» **MATERIAL FOR THIS TASK**
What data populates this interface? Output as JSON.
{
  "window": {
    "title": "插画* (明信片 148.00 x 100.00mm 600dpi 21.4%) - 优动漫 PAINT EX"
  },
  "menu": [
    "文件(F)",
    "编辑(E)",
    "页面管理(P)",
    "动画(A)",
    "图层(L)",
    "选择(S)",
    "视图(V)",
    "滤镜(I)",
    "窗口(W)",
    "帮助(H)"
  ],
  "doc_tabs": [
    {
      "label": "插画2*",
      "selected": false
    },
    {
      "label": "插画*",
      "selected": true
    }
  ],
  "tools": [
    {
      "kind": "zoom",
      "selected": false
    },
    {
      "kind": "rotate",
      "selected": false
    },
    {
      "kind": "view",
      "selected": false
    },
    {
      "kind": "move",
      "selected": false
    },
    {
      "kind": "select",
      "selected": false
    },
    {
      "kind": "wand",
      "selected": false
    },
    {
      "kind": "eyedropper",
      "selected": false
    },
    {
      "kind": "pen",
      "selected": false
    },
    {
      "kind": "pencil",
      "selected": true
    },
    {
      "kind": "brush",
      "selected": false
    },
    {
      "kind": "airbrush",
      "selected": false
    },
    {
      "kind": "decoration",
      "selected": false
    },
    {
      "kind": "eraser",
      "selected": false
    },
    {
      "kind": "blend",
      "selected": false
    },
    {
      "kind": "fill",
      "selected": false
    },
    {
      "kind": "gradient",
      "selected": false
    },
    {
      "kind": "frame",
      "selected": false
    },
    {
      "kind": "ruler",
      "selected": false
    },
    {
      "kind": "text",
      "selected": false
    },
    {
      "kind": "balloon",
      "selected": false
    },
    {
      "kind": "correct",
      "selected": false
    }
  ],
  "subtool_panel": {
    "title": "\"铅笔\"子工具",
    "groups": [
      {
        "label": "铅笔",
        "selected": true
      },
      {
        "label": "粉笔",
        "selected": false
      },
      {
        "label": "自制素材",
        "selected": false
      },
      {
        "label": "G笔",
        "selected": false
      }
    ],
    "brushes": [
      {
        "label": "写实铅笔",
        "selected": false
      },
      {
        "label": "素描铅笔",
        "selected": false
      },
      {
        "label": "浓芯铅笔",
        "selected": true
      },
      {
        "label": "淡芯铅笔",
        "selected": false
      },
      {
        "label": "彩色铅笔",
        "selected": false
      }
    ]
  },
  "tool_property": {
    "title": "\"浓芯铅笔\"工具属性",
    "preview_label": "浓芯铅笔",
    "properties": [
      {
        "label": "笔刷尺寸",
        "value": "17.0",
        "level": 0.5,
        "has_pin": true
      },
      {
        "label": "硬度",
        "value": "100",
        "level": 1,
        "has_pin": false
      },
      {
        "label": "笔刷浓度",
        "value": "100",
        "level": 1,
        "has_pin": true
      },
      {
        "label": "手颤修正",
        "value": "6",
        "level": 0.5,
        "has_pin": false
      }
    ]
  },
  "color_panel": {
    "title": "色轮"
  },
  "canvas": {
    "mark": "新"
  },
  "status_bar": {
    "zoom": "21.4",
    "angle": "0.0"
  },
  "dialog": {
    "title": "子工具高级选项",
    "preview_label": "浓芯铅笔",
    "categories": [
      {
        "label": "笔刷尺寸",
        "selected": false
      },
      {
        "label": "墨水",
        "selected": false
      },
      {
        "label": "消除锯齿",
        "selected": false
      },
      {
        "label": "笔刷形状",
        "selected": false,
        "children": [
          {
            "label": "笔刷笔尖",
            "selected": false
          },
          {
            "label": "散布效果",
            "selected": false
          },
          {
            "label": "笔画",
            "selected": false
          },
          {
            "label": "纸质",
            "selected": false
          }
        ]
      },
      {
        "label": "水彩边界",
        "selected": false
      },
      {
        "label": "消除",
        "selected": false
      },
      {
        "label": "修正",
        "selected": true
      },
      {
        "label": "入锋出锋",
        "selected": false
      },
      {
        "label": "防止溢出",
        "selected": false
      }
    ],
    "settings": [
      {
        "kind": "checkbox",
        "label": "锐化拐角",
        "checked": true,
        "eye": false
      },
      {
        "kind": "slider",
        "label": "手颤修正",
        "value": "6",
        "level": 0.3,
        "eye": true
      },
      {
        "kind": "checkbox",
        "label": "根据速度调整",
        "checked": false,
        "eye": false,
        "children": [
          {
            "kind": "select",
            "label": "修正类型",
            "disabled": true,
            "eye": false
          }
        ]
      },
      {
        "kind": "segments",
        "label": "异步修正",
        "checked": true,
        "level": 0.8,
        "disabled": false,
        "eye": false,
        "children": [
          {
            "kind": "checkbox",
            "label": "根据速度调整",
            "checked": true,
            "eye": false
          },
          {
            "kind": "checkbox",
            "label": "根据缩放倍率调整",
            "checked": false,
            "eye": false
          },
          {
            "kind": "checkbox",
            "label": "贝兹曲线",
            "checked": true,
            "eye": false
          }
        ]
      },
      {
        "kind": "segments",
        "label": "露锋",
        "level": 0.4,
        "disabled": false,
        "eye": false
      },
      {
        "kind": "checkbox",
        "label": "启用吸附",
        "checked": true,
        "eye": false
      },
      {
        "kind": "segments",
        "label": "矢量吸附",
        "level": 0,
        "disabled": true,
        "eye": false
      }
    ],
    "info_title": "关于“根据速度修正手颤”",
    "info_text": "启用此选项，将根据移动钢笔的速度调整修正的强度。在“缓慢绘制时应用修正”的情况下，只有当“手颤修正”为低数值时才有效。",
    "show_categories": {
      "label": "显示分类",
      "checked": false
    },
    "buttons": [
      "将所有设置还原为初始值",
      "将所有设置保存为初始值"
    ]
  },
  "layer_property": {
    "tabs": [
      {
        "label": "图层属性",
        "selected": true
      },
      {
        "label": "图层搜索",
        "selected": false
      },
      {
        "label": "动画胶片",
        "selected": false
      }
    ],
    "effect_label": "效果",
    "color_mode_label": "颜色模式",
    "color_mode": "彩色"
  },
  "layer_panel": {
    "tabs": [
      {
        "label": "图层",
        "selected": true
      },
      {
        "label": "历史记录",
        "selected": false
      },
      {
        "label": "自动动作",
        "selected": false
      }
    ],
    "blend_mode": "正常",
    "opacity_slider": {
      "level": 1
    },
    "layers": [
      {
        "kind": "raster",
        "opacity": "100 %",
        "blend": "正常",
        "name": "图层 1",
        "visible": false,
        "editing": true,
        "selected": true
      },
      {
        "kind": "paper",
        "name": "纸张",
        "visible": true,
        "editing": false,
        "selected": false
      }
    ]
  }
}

» **OBJECTIVE**
Return each entry from the material above exactly as it appears.

» **SOLUTION FOR THIS PROBLEM**
What data populates this interface? Output as JSON.
{
  "window": {
    "title": "插画* (明信片 148.00 x 100.00mm 600dpi 21.4%) - 优动漫 PAINT EX"
  },
  "menu": [
    "文件(F)",
    "编辑(E)",
    "页面管理(P)",
    "动画(A)",
    "图层(L)",
    "选择(S)",
    "视图(V)",
    "滤镜(I)",
    "窗口(W)",
    "帮助(H)"
  ],
  "doc_tabs": [
    {
      "label": "插画2*",
      "selected": false
    },
    {
      "label": "插画*",
      "selected": true
    }
  ],
  "tools": [
    {
      "kind": "zoom",
      "selected": false
    },
    {
      "kind": "rotate",
      "selected": false
    },
    {
      "kind": "view",
      "selected": false
    },
    {
      "kind": "move",
      "selected": false
    },
    {
      "kind": "select",
      "selected": false
    },
    {
      "kind": "wand",
      "selected": false
    },
    {
      "kind": "eyedropper",
      "selected": false
    },
    {
      "kind": "pen",
      "selected": false
    },
    {
      "kind": "pencil",
      "selected": true
    },
    {
      "kind": "brush",
      "selected": false
    },
    {
      "kind": "airbrush",
      "selected": false
    },
    {
      "kind": "decoration",
      "selected": false
    },
    {
      "kind": "eraser",
      "selected": false
    },
    {
      "kind": "blend",
      "selected": false
    },
    {
      "kind": "fill",
      "selected": false
    },
    {
      "kind": "gradient",
      "selected": false
    },
    {
      "kind": "frame",
      "selected": false
    },
    {
      "kind": "ruler",
      "selected": false
    },
    {
      "kind": "text",
      "selected": false
    },
    {
      "kind": "balloon",
      "selected": false
    },
    {
      "kind": "correct",
      "selected": false
    }
  ],
  "subtool_panel": {
    "title": "\"铅笔\"子工具",
    "groups": [
      {
        "label": "铅笔",
        "selected": true
      },
      {
        "label": "粉笔",
        "selected": false
      },
      {
        "label": "自制素材",
        "selected": false
      },
      {
        "label": "G笔",
        "selected": false
      }
    ],
    "brushes": [
      {
        "label": "写实铅笔",
        "selected": false
      },
      {
        "label": "素描铅笔",
        "selected": false
      },
      {
        "label": "浓芯铅笔",
        "selected": true
      },
      {
        "label": "淡芯铅笔",
        "selected": false
      },
      {
        "label": "彩色铅笔",
        "selected": false
      }
    ]
  },
  "tool_property": {
    "title": "\"浓芯铅笔\"工具属性",
    "preview_label": "浓芯铅笔",
    "properties": [
      {
        "label": "笔刷尺寸",
        "value": "17.0",
        "level": 0.5,
        "has_pin": true
      },
      {
        "label": "硬度",
        "value": "100",
        "level": 1,
        "has_pin": false
      },
      {
        "label": "笔刷浓度",
        "value": "100",
        "level": 1,
        "has_pin": true
      },
      {
        "label": "手颤修正",
        "value": "6",
        "level": 0.5,
        "has_pin": false
      }
    ]
  },
  "color_panel": {
    "title": "色轮"
  },
  "canvas": {
    "mark": "新"
  },
  "status_bar": {
    "zoom": "21.4",
    "angle": "0.0"
  },
  "dialog": {
    "title": "子工具高级选项",
    "preview_label": "浓芯铅笔",
    "categories": [
      {
        "label": "笔刷尺寸",
        "selected": false
      },
      {
        "label": "墨水",
        "selected": false
      },
      {
        "label": "消除锯齿",
        "selected": false
      },
      {
        "label": "笔刷形状",
        "selected": false,
        "children": [
          {
            "label": "笔刷笔尖",
            "selected": false
          },
          {
            "label": "散布效果",
            "selected": false
          },
          {
            "label": "笔画",
            "selected": false
          },
          {
            "label": "纸质",
            "selected": false
          }
        ]
      },
      {
        "label": "水彩边界",
        "selected": false
      },
      {
        "label": "消除",
        "selected": false
      },
      {
        "label": "修正",
        "selected": true
      },
      {
        "label": "入锋出锋",
        "selected": false
      },
      {
        "label": "防止溢出",
        "selected": false
      }
    ],
    "settings": [
      {
        "kind": "checkbox",
        "label": "锐化拐角",
        "checked": true,
        "eye": false
      },
      {
        "kind": "slider",
        "label": "手颤修正",
        "value": "6",
        "level": 0.3,
        "eye": true
      },
      {
        "kind": "checkbox",
        "label": "根据速度调整",
        "checked": false,
        "eye": false,
        "children": [
          {
            "kind": "select",
            "label": "修正类型",
            "disabled": true,
            "eye": false
          }
        ]
      },
      {
        "kind": "segments",
        "label": "异步修正",
        "checked": true,
        "level": 0.8,
        "disabled": false,
        "eye": false,
        "children": [
          {
            "kind": "checkbox",
            "label": "根据速度调整",
            "checked": true,
            "eye": false
          },
          {
            "kind": "checkbox",
            "label": "根据缩放倍率调整",
            "checked": false,
            "eye": false
          },
          {
            "kind": "checkbox",
            "label": "贝兹曲线",
            "checked": true,
            "eye": false
          }
        ]
      },
      {
        "kind": "segments",
        "label": "露锋",
        "level": 0.4,
        "disabled": false,
        "eye": false
      },
      {
        "kind": "checkbox",
        "label": "启用吸附",
        "checked": true,
        "eye": false
      },
      {
        "kind": "segments",
        "label": "矢量吸附",
        "level": 0,
        "disabled": true,
        "eye": false
      }
    ],
    "info_title": "关于“根据速度修正手颤”",
    "info_text": "启用此选项，将根据移动钢笔的速度调整修正的强度。在“缓慢绘制时应用修正”的情况下，只有当“手颤修正”为低数值时才有效。",
    "show_categories": {
      "label": "显示分类",
      "checked": false
    },
    "buttons": [
      "将所有设置还原为初始值",
      "将所有设置保存为初始值"
    ]
  },
  "layer_property": {
    "tabs": [
      {
        "label": "图层属性",
        "selected": true
      },
      {
        "label": "图层搜索",
        "selected": false
      },
      {
        "label": "动画胶片",
        "selected": false
      }
    ],
    "effect_label": "效果",
    "color_mode_label": "颜色模式",
    "color_mode": "彩色"
  },
  "layer_panel": {
    "tabs": [
      {
        "label": "图层",
        "selected": true
      },
      {
        "label": "历史记录",
        "selected": false
      },
      {
        "label": "自动动作",
        "selected": false
      }
    ],
    "blend_mode": "正常",
    "opacity_slider": {
      "level": 1
    },
    "layers": [
      {
        "kind": "raster",
        "opacity": "100 %",
        "blend": "正常",
        "name": "图层 1",
        "visible": false,
        "editing": true,
        "selected": true
      },
      {
        "kind": "paper",
        "name": "纸张",
        "visible": true,
        "editing": false,
        "selected": false
      }
    ]
  }
}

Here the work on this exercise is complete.